▶ [EXERCISE AIM] Present each line of the entries below that holds the word "data".
──────── MATERIALS PROVIDED ────────
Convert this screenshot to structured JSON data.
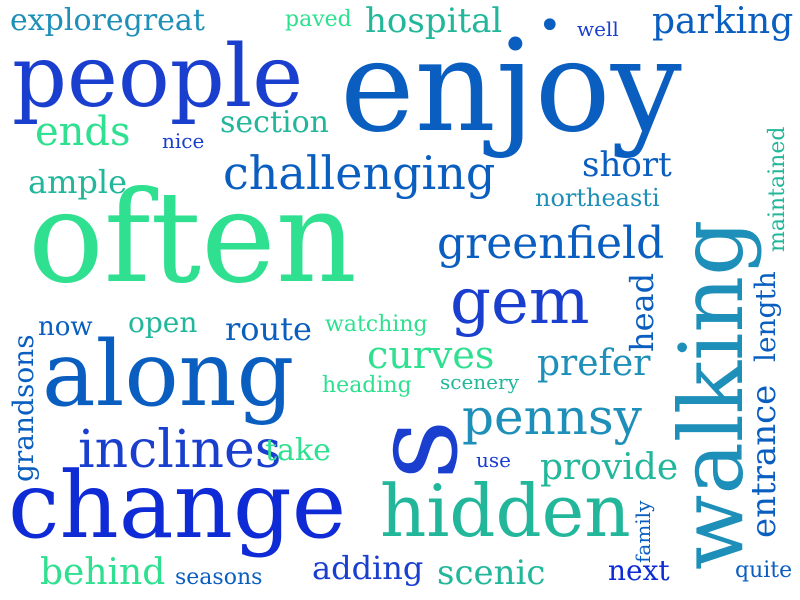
{
  "palette": {
    "deep_blue": "#1a3fcf",
    "medium_blue": "#0a5ec0",
    "teal_blue": "#1e8fb8",
    "teal": "#22b79a",
    "mint": "#2ee08f",
    "royal_blue": "#0f2bd6"
  },
  "words": {
    "exploregreat": "exploregreat",
    "paved": "paved",
    "hospital": "hospital",
    "dot": "•",
    "well": "well",
    "parking": "parking",
    "people": "people",
    "enjoy": "enjoy",
    "ends": "ends",
    "section": "section",
    "nice": "nice",
    "maintained": "maintained",
    "challenging": "challenging",
    "short": "short",
    "ample": "ample",
    "northeasti": "northeasti",
    "often": "often",
    "greenfield": "greenfield",
    "gem": "gem",
    "length": "length",
    "head": "head",
    "walking": "walking",
    "now": "now",
    "open": "open",
    "route": "route",
    "watching": "watching",
    "grandsons": "grandsons",
    "along": "along",
    "curves": "curves",
    "prefer": "prefer",
    "heading": "heading",
    "scenery": "scenery",
    "entrance": "entrance",
    "s": "s",
    "pennsy": "pennsy",
    "inclines": "inclines",
    "take": "take",
    "use": "use",
    "provide": "provide",
    "change": "change",
    "hidden": "hidden",
    "family": "family",
    "behind": "behind",
    "seasons": "seasons",
    "adding": "adding",
    "scenic": "scenic",
    "next": "next",
    "quite": "quite"
  }
}
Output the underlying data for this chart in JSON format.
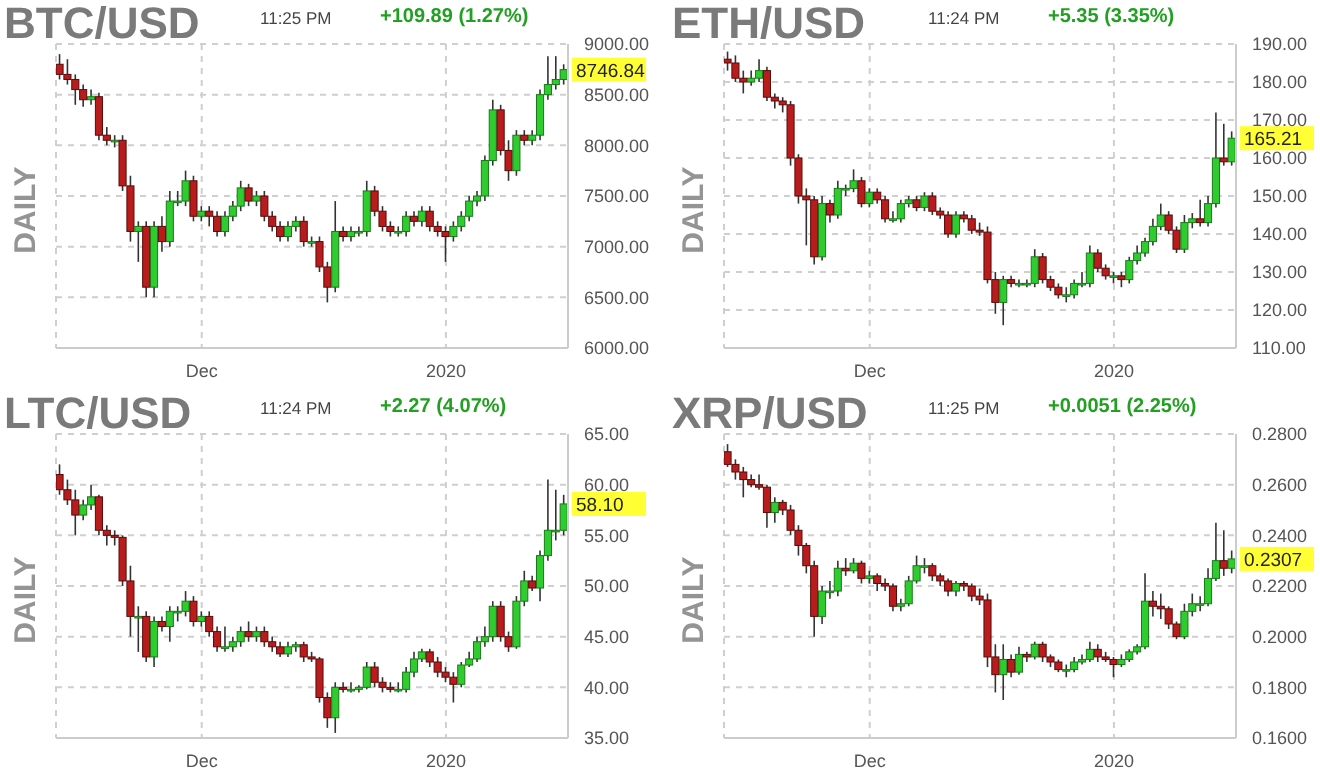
────────
▶ [CORRECT RESPONSE]
Convert this screenshot to structured JSON data.
Output the underlying data for this chart in JSON format.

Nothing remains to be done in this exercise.